**Task objective**
Rewrite every line of the records below as a Markdown table with the columns "No." and "Entry," one line per row, numbered in order. Skip blank lines and omit the pictures.

**Dataset excerpts**
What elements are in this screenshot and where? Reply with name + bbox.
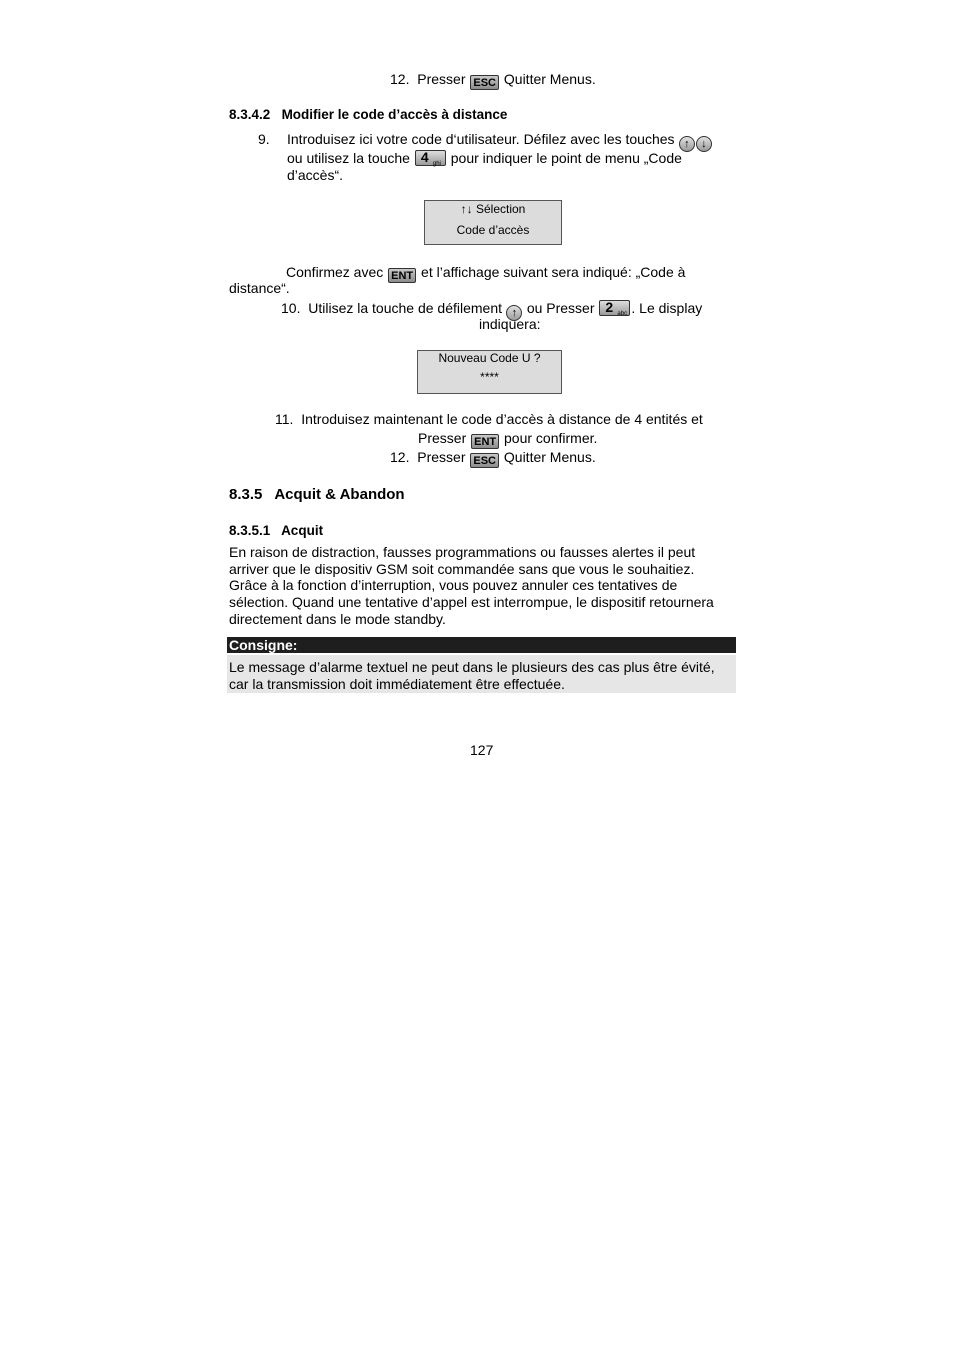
step-text: Quitter Menus. xyxy=(503,71,596,87)
section-heading-8342 xyxy=(229,107,507,122)
key-digit: 2 xyxy=(605,299,614,315)
arrow-down-key-icon: ↓ xyxy=(696,136,712,152)
paragraph-line: arriver que le dispositiv GSM soit commandée sans que vous le souhaitiez. xyxy=(229,561,695,577)
step-11-line-2 xyxy=(418,430,597,449)
page-number: 127 xyxy=(470,742,494,758)
section-heading-8351 xyxy=(229,523,323,538)
lcd-display-selection xyxy=(424,200,562,245)
ent-key-icon: ENT xyxy=(388,268,416,283)
paragraph-line: sélection. Quand une tentative d’appel est interrompue, le dispositif retournera xyxy=(229,594,714,610)
step-text: Introduisez maintenant le code d’accès à distance de 4 entités et xyxy=(301,411,703,427)
step-10-line-2: indiquera: xyxy=(479,316,541,332)
confirm-line-1 xyxy=(286,264,685,283)
lcd-line-1: Nouveau Code U ? xyxy=(438,351,541,365)
step-text: . Le display xyxy=(631,300,703,316)
lcd-line-2: Code d’accès xyxy=(456,223,530,237)
step-text: Presser xyxy=(417,71,466,87)
step-9-line-2 xyxy=(287,150,682,167)
step-11-line-1 xyxy=(275,411,703,428)
step-text: pour indiquer le point de menu „Code xyxy=(450,150,682,166)
confirm-line-2: distance“. xyxy=(229,280,290,296)
section-number: 8.3.5.1 xyxy=(229,523,271,538)
paragraph-line: Grâce à la fonction d’interruption, vous pouvez annuler ces tentatives de xyxy=(229,577,678,593)
step-12-bottom xyxy=(390,449,596,468)
step-number: 11. xyxy=(275,411,294,427)
step-text: Quitter Menus. xyxy=(503,449,596,465)
lcd-line-2: **** xyxy=(480,370,499,384)
step-12-top xyxy=(390,71,596,90)
esc-key-icon: ESC xyxy=(470,453,499,468)
paragraph-line: directement dans le mode standby. xyxy=(229,611,446,627)
key-2-icon xyxy=(599,300,630,316)
step-text: ou Presser xyxy=(526,300,595,316)
key-digit: 4 xyxy=(420,149,429,165)
step-9-line-1 xyxy=(287,131,712,152)
key-4-icon xyxy=(415,150,446,166)
section-title: Acquit & Abandon xyxy=(274,486,405,503)
section-heading-835 xyxy=(229,486,405,503)
lcd-display-new-code xyxy=(417,350,562,394)
step-9-line-3: d’accès“. xyxy=(287,167,344,183)
step-number: 12. xyxy=(390,449,410,465)
key-letters: ghi xyxy=(432,161,441,167)
section-number: 8.3.4.2 xyxy=(229,107,271,122)
step-text: ou utilisez la touche xyxy=(287,150,410,166)
section-title: Modifier le code d’accès à distance xyxy=(281,107,508,122)
step-text: Presser xyxy=(418,430,467,446)
key-letters: abc xyxy=(617,311,628,317)
consigne-line: Le message d’alarme textuel ne peut dans le plusieurs des cas plus être évité, xyxy=(229,659,715,675)
step-number: 10. xyxy=(281,300,301,316)
step-9-number: 9. xyxy=(258,131,270,147)
step-text: Confirmez avec xyxy=(286,264,384,280)
paragraph-line: En raison de distraction, fausses programmations ou fausses alertes il peut xyxy=(229,544,696,560)
step-text: Presser xyxy=(417,449,466,465)
section-title: Acquit xyxy=(281,523,324,538)
arrow-up-key-icon: ↑ xyxy=(679,136,695,152)
step-number: 12. xyxy=(390,71,410,87)
step-text: Introduisez ici votre code d‘utilisateur. Défilez avec les touches xyxy=(287,131,675,147)
arrow-up-key-icon: ↑ xyxy=(506,305,522,321)
step-text: pour confirmer. xyxy=(504,430,598,446)
step-text: Utilisez la touche de défilement xyxy=(308,300,503,316)
consigne-label: Consigne: xyxy=(227,637,736,653)
lcd-line-1: ↑↓ Sélection xyxy=(460,202,526,216)
consigne-line: car la transmission doit immédiatement être effectuée. xyxy=(229,676,565,692)
esc-key-icon: ESC xyxy=(470,75,499,90)
section-number: 8.3.5 xyxy=(229,486,263,503)
step-text: et l’affichage suivant sera indiqué: „Code à xyxy=(421,264,686,280)
ent-key-icon: ENT xyxy=(471,434,499,449)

**Completed task**
| No. | Entry |
|---|---|
| 1 | What elements are in this screenshot and where? Reply with name + bbox. |
| 2 | step-text: Quitter Menus. xyxy=(503,71,596,87) |
| 3 | section-heading-8342 xyxy=(229,107,507,122) |
| 4 | key-digit: 2 xyxy=(605,299,614,315) |
| 5 | arrow-down-key-icon: ↓ xyxy=(696,136,712,152) |
| 6 | paragraph-line: arriver que le dispositiv GSM soit commandée sans que vous le souhaitiez. xyxy=(229,561,695,577) |
| 7 | step-11-line-2 xyxy=(418,430,597,449) |
| 8 | page-number: 127 xyxy=(470,742,494,758) |
| 9 | section-heading-8351 xyxy=(229,523,323,538) |
| 10 | lcd-display-selection xyxy=(424,200,562,245) |
| 11 | ent-key-icon: ENT xyxy=(388,268,416,283) |
| 12 | paragraph-line: sélection. Quand une tentative d’appel est interrompue, le dispositif retournera xyxy=(229,594,714,610) |
| 13 | step-text: Introduisez maintenant le code d’accès à distance de 4 entités et xyxy=(301,411,703,427) |
| 14 | step-10-line-2: indiquera: xyxy=(479,316,541,332) |
| 15 | confirm-line-1 xyxy=(286,264,685,283) |
| 16 | lcd-line-1: Nouveau Code U ? xyxy=(438,351,541,365) |
| 17 | step-text: . Le display xyxy=(631,300,703,316) |
| 18 | lcd-line-2: Code d’accès xyxy=(456,223,530,237) |
| 19 | step-text: Presser xyxy=(417,71,466,87) |
| 20 | step-9-line-2 xyxy=(287,150,682,167) |
| 21 | step-11-line-1 xyxy=(275,411,703,428) |
| 22 | step-text: pour indiquer le point de menu „Code xyxy=(450,150,682,166) |
| 23 | confirm-line-2: distance“. xyxy=(229,280,290,296) |
| 24 | section-number: 8.3.5.1 xyxy=(229,523,271,538) |
| 25 | paragraph-line: Grâce à la fonction d’interruption, vous pouvez annuler ces tentatives de xyxy=(229,577,678,593) |
| 26 | step-12-bottom xyxy=(390,449,596,468) |
| 27 | step-number: 11. xyxy=(275,411,294,427) |
| 28 | step-text: Quitter Menus. xyxy=(503,449,596,465) |
| 29 | lcd-line-2: **** xyxy=(480,370,499,384) |
| 30 | step-12-top xyxy=(390,71,596,90) |
| 31 | esc-key-icon: ESC xyxy=(470,453,499,468) |
| 32 | paragraph-line: directement dans le mode standby. xyxy=(229,611,446,627) |
| 33 | key-2-icon xyxy=(599,300,630,316) |
| 34 | step-text: ou Presser xyxy=(526,300,595,316) |
| 35 | key-digit: 4 xyxy=(420,149,429,165) |
| 36 | step-9-line-1 xyxy=(287,131,712,152) |
| 37 | key-4-icon xyxy=(415,150,446,166) |
| 38 | section-title: Acquit & Abandon xyxy=(274,486,405,503) |
| 39 | section-heading-835 xyxy=(229,486,405,503) |
| 40 | lcd-display-new-code xyxy=(417,350,562,394) |
| 41 | step-9-line-3: d’accès“. xyxy=(287,167,344,183) |
| 42 | step-number: 12. xyxy=(390,449,410,465) |
| 43 | key-letters: ghi xyxy=(432,161,441,167) |
| 44 | section-number: 8.3.4.2 xyxy=(229,107,271,122) |
| 45 | step-text: ou utilisez la touche xyxy=(287,150,410,166) |
| 46 | section-title: Modifier le code d’accès à distance xyxy=(281,107,508,122) |
| 47 | step-text: Presser xyxy=(418,430,467,446) |
| 48 | key-letters: abc xyxy=(617,311,628,317) |
| 49 | consigne-line: Le message d’alarme textuel ne peut dans le plusieurs des cas plus être évité, xyxy=(229,659,715,675) |
| 50 | step-number: 10. xyxy=(281,300,301,316) |
| 51 | step-9-number: 9. xyxy=(258,131,270,147) |
| 52 | step-text: Confirmez avec xyxy=(286,264,384,280) |
| 53 | paragraph-line: En raison de distraction, fausses programmations ou fausses alertes il peut xyxy=(229,544,696,560) |
| 54 | step-text: Presser xyxy=(417,449,466,465) |
| 55 | section-title: Acquit xyxy=(281,523,324,538) |
| 56 | arrow-up-key-icon: ↑ xyxy=(679,136,695,152) |
| 57 | step-number: 12. xyxy=(390,71,410,87) |
| 58 | step-text: Introduisez ici votre code d‘utilisateur. Défilez avec les touches xyxy=(287,131,675,147) |
| 59 | arrow-up-key-icon: ↑ xyxy=(506,305,522,321) |
| 60 | step-text: pour confirmer. xyxy=(504,430,598,446) |
| 61 | step-text: Utilisez la touche de défilement xyxy=(308,300,503,316) |
| 62 | consigne-label: Consigne: xyxy=(227,637,736,653) |
| 63 | lcd-line-1: ↑↓ Sélection xyxy=(460,202,526,216) |
| 64 | consigne-line: car la transmission doit immédiatement être effectuée. xyxy=(229,676,565,692) |
| 65 | esc-key-icon: ESC xyxy=(470,75,499,90) |
| 66 | section-number: 8.3.5 xyxy=(229,486,263,503) |
| 67 | step-text: et l’affichage suivant sera indiqué: „Code à xyxy=(421,264,686,280) |
| 68 | ent-key-icon: ENT xyxy=(471,434,499,449) |